─── Excerpted data

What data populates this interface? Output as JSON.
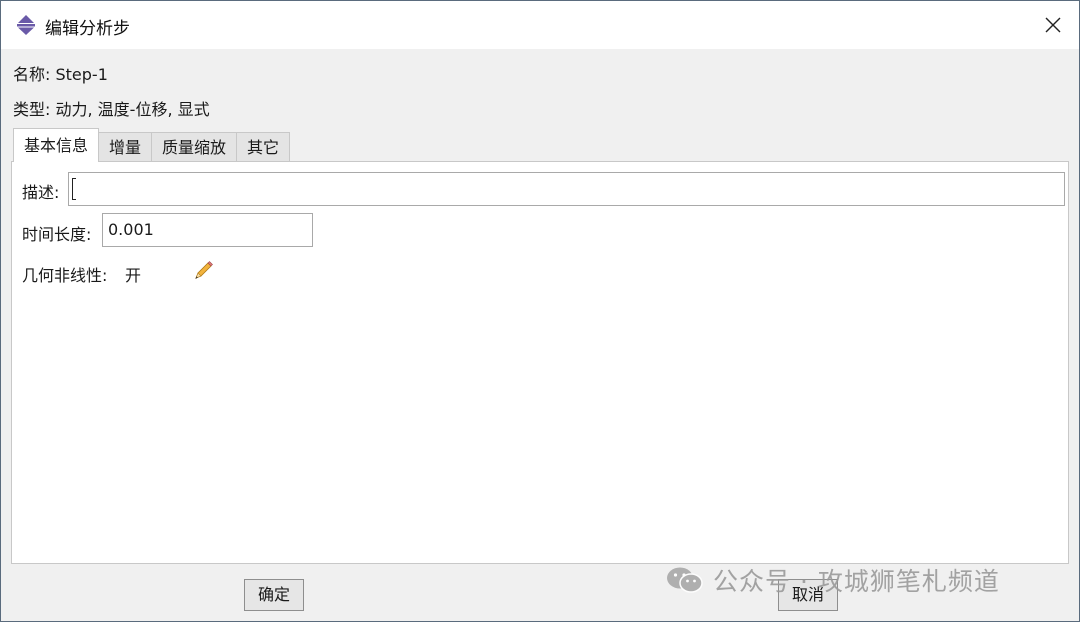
{
  "window": {
    "title": "编辑分析步",
    "close_icon": "close-icon"
  },
  "info": {
    "name_label": "名称:",
    "name_value": "Step-1",
    "type_label": "类型:",
    "type_value": "动力, 温度-位移, 显式"
  },
  "tabs": [
    {
      "label": "基本信息",
      "active": true
    },
    {
      "label": "增量",
      "active": false
    },
    {
      "label": "质量缩放",
      "active": false
    },
    {
      "label": "其它",
      "active": false
    }
  ],
  "form": {
    "description_label": "描述:",
    "description_value": "",
    "time_period_label": "时间长度:",
    "time_period_value": "0.001",
    "nlgeom_label": "几何非线性:",
    "nlgeom_value": "开",
    "edit_icon": "pencil-icon"
  },
  "buttons": {
    "ok_label": "确定",
    "cancel_label": "取消"
  },
  "watermark": {
    "text": "公众号 · 攻城狮笔札频道",
    "icon": "wechat-icon"
  },
  "colors": {
    "title_background": "#ffffff",
    "window_background": "#f0f0f0",
    "panel_background": "#ffffff",
    "icon_accent": "#6a5aa8"
  }
}
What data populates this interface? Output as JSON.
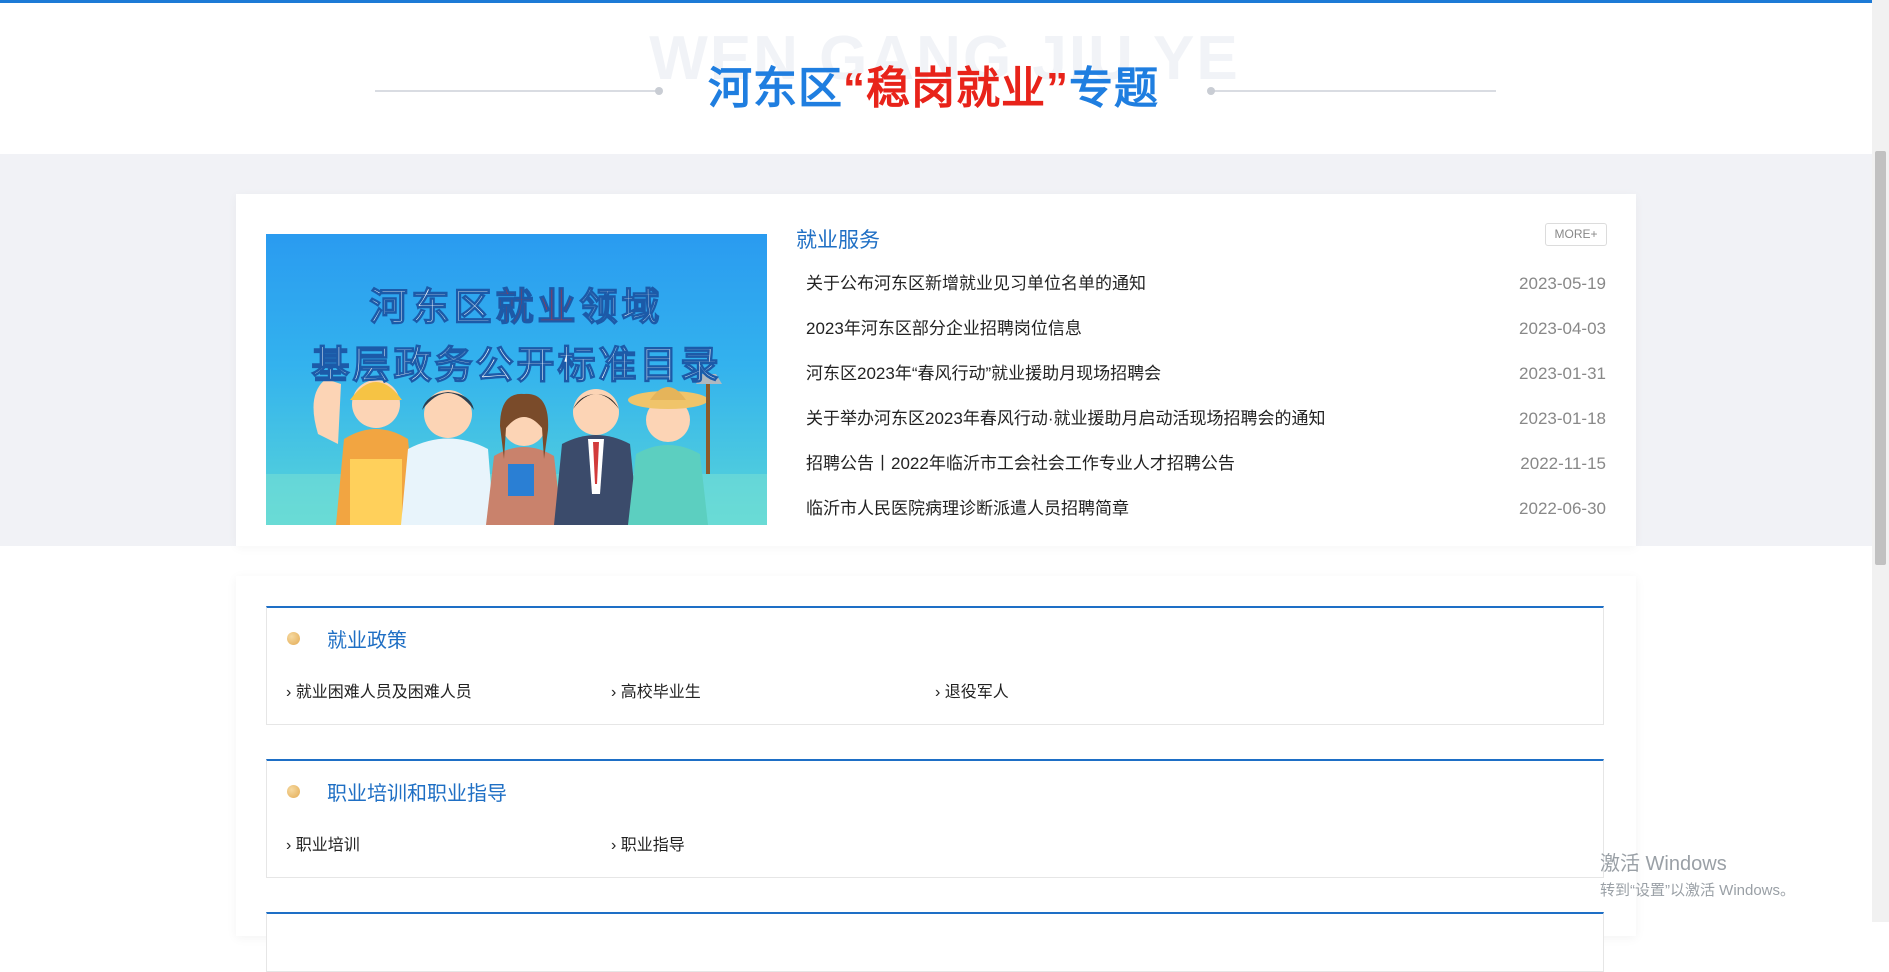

──────

* _Required work_
Leave the pictures out and reproduce each record exactly as written.

* _Final result_
What data populates this interface? Output as JSON.
{
  "window": {
    "title": "编辑分析步",
    "close_icon": "close-icon"
  },
  "info": {
    "name_label": "名称:",
    "name_value": "Step-1",
    "type_label": "类型:",
    "type_value": "动力, 温度-位移, 显式"
  },
  "tabs": [
    {
      "label": "基本信息",
      "active": true
    },
    {
      "label": "增量",
      "active": false
    },
    {
      "label": "质量缩放",
      "active": false
    },
    {
      "label": "其它",
      "active": false
    }
  ],
  "form": {
    "description_label": "描述:",
    "description_value": "",
    "time_period_label": "时间长度:",
    "time_period_value": "0.001",
    "nlgeom_label": "几何非线性:",
    "nlgeom_value": "开",
    "edit_icon": "pencil-icon"
  },
  "buttons": {
    "ok_label": "确定",
    "cancel_label": "取消"
  },
  "watermark": {
    "text": "公众号 · 攻城狮笔札频道",
    "icon": "wechat-icon"
  },
  "colors": {
    "title_background": "#ffffff",
    "window_background": "#f0f0f0",
    "panel_background": "#ffffff",
    "icon_accent": "#6a5aa8"
  }
}
What data populates this interface? Output as JSON.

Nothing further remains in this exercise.